Records from a collection
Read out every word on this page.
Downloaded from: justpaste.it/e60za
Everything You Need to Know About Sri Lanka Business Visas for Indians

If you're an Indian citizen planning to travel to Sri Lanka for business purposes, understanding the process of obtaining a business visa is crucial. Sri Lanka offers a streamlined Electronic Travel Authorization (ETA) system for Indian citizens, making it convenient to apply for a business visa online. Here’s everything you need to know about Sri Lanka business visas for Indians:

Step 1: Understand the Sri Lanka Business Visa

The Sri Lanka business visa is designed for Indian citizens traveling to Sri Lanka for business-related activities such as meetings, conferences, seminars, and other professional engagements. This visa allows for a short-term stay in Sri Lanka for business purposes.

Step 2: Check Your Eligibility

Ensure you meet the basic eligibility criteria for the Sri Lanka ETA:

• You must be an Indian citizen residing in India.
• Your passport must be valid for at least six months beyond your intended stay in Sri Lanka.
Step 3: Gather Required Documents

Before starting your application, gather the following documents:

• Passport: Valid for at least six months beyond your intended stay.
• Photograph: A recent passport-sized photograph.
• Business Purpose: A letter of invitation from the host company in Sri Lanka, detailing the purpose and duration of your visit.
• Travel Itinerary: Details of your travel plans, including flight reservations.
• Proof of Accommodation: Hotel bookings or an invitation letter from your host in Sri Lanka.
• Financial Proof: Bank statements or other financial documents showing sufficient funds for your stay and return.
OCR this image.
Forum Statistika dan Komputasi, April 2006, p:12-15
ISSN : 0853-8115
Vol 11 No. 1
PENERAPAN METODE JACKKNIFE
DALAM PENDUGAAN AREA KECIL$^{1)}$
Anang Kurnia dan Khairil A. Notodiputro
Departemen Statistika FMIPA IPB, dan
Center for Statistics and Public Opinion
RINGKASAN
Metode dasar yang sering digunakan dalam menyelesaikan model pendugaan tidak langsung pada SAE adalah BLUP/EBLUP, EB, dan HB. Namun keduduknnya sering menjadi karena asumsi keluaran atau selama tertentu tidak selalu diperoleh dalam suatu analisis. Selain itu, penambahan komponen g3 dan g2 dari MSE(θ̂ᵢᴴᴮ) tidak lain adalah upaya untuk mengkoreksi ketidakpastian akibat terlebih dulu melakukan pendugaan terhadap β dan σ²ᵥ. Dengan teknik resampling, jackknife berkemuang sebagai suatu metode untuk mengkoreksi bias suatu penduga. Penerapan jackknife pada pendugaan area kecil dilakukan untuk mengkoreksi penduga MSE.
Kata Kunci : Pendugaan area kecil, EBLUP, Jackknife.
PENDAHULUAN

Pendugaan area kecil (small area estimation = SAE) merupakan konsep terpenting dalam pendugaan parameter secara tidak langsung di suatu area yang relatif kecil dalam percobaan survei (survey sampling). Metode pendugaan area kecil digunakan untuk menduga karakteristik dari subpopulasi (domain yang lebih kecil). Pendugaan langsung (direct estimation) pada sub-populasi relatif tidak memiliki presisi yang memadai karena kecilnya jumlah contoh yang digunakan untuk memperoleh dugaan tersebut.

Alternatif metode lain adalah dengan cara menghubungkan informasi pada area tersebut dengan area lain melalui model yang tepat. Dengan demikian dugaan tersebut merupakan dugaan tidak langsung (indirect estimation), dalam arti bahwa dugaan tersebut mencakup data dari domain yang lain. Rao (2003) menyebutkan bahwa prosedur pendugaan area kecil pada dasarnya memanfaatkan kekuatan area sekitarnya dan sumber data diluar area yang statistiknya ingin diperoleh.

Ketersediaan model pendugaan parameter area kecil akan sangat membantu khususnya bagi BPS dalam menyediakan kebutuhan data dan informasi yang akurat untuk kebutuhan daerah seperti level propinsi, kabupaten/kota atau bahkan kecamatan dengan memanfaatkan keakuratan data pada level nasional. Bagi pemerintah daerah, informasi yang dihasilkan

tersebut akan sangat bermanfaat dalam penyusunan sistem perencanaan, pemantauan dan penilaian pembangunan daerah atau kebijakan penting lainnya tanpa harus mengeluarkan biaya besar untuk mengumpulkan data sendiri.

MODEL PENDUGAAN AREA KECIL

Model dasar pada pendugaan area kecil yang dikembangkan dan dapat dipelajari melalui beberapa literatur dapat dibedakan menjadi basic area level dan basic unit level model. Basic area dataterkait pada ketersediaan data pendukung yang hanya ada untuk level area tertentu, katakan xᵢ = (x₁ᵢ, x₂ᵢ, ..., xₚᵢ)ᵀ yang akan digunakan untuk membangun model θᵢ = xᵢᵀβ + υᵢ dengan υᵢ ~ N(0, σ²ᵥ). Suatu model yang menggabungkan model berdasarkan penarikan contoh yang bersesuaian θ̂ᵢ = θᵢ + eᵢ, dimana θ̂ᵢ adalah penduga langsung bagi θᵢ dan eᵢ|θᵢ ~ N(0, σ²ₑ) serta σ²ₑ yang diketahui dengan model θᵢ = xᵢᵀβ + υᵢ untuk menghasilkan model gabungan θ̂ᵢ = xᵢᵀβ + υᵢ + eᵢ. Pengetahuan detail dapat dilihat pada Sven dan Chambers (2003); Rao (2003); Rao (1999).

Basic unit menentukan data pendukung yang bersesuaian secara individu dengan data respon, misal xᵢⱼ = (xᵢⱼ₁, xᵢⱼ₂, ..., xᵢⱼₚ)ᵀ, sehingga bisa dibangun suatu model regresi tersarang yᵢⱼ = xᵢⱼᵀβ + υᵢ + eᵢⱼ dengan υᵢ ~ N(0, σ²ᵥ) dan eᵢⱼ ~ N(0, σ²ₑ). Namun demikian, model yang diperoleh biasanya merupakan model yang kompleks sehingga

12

Challenge
Write every entry out again exactly.

Finished task
Read out every word on this page.
Downloaded from: justpaste.it/e60za
Everything You Need to Know About Sri Lanka Business Visas for Indians

If you're an Indian citizen planning to travel to Sri Lanka for business purposes, understanding the process of obtaining a business visa is crucial. Sri Lanka offers a streamlined Electronic Travel Authorization (ETA) system for Indian citizens, making it convenient to apply for a business visa online. Here’s everything you need to know about Sri Lanka business visas for Indians:

Step 1: Understand the Sri Lanka Business Visa

The Sri Lanka business visa is designed for Indian citizens traveling to Sri Lanka for business-related activities such as meetings, conferences, seminars, and other professional engagements. This visa allows for a short-term stay in Sri Lanka for business purposes.

Step 2: Check Your Eligibility

Ensure you meet the basic eligibility criteria for the Sri Lanka ETA:

• You must be an Indian citizen residing in India.
• Your passport must be valid for at least six months beyond your intended stay in Sri Lanka.
Step 3: Gather Required Documents

Before starting your application, gather the following documents:

• Passport: Valid for at least six months beyond your intended stay.
• Photograph: A recent passport-sized photograph.
• Business Purpose: A letter of invitation from the host company in Sri Lanka, detailing the purpose and duration of your visit.
• Travel Itinerary: Details of your travel plans, including flight reservations.
• Proof of Accommodation: Hotel bookings or an invitation letter from your host in Sri Lanka.
• Financial Proof: Bank statements or other financial documents showing sufficient funds for your stay and return.
OCR this image.
Forum Statistika dan Komputasi, April 2006, p:12-15
ISSN : 0853-8115
Vol 11 No. 1
PENERAPAN METODE JACKKNIFE
DALAM PENDUGAAN AREA KECIL$^{1)}$
Anang Kurnia dan Khairil A. Notodiputro
Departemen Statistika FMIPA IPB, dan
Center for Statistics and Public Opinion
RINGKASAN
Metode dasar yang sering digunakan dalam menyelesaikan model pendugaan tidak langsung pada SAE adalah BLUP/EBLUP, EB, dan HB. Namun keduduknnya sering menjadi karena asumsi keluaran atau selama tertentu tidak selalu diperoleh dalam suatu analisis. Selain itu, penambahan komponen g3 dan g2 dari MSE(θ̂ᵢᴴᴮ) tidak lain adalah upaya untuk mengkoreksi ketidakpastian akibat terlebih dulu melakukan pendugaan terhadap β dan σ²ᵥ. Dengan teknik resampling, jackknife berkemuang sebagai suatu metode untuk mengkoreksi bias suatu penduga. Penerapan jackknife pada pendugaan area kecil dilakukan untuk mengkoreksi penduga MSE.
Kata Kunci : Pendugaan area kecil, EBLUP, Jackknife.
PENDAHULUAN

Pendugaan area kecil (small area estimation = SAE) merupakan konsep terpenting dalam pendugaan parameter secara tidak langsung di suatu area yang relatif kecil dalam percobaan survei (survey sampling). Metode pendugaan area kecil digunakan untuk menduga karakteristik dari subpopulasi (domain yang lebih kecil). Pendugaan langsung (direct estimation) pada sub-populasi relatif tidak memiliki presisi yang memadai karena kecilnya jumlah contoh yang digunakan untuk memperoleh dugaan tersebut.

Alternatif metode lain adalah dengan cara menghubungkan informasi pada area tersebut dengan area lain melalui model yang tepat. Dengan demikian dugaan tersebut merupakan dugaan tidak langsung (indirect estimation), dalam arti bahwa dugaan tersebut mencakup data dari domain yang lain. Rao (2003) menyebutkan bahwa prosedur pendugaan area kecil pada dasarnya memanfaatkan kekuatan area sekitarnya dan sumber data diluar area yang statistiknya ingin diperoleh.

Ketersediaan model pendugaan parameter area kecil akan sangat membantu khususnya bagi BPS dalam menyediakan kebutuhan data dan informasi yang akurat untuk kebutuhan daerah seperti level propinsi, kabupaten/kota atau bahkan kecamatan dengan memanfaatkan keakuratan data pada level nasional. Bagi pemerintah daerah, informasi yang dihasilkan

tersebut akan sangat bermanfaat dalam penyusunan sistem perencanaan, pemantauan dan penilaian pembangunan daerah atau kebijakan penting lainnya tanpa harus mengeluarkan biaya besar untuk mengumpulkan data sendiri.

MODEL PENDUGAAN AREA KECIL

Model dasar pada pendugaan area kecil yang dikembangkan dan dapat dipelajari melalui beberapa literatur dapat dibedakan menjadi basic area level dan basic unit level model. Basic area dataterkait pada ketersediaan data pendukung yang hanya ada untuk level area tertentu, katakan xᵢ = (x₁ᵢ, x₂ᵢ, ..., xₚᵢ)ᵀ yang akan digunakan untuk membangun model θᵢ = xᵢᵀβ + υᵢ dengan υᵢ ~ N(0, σ²ᵥ). Suatu model yang menggabungkan model berdasarkan penarikan contoh yang bersesuaian θ̂ᵢ = θᵢ + eᵢ, dimana θ̂ᵢ adalah penduga langsung bagi θᵢ dan eᵢ|θᵢ ~ N(0, σ²ₑ) serta σ²ₑ yang diketahui dengan model θᵢ = xᵢᵀβ + υᵢ untuk menghasilkan model gabungan θ̂ᵢ = xᵢᵀβ + υᵢ + eᵢ. Pengetahuan detail dapat dilihat pada Sven dan Chambers (2003); Rao (2003); Rao (1999).

Basic unit menentukan data pendukung yang bersesuaian secara individu dengan data respon, misal xᵢⱼ = (xᵢⱼ₁, xᵢⱼ₂, ..., xᵢⱼₚ)ᵀ, sehingga bisa dibangun suatu model regresi tersarang yᵢⱼ = xᵢⱼᵀβ + υᵢ + eᵢⱼ dengan υᵢ ~ N(0, σ²ᵥ) dan eᵢⱼ ~ N(0, σ²ₑ). Namun demikian, model yang diperoleh biasanya merupakan model yang kompleks sehingga

12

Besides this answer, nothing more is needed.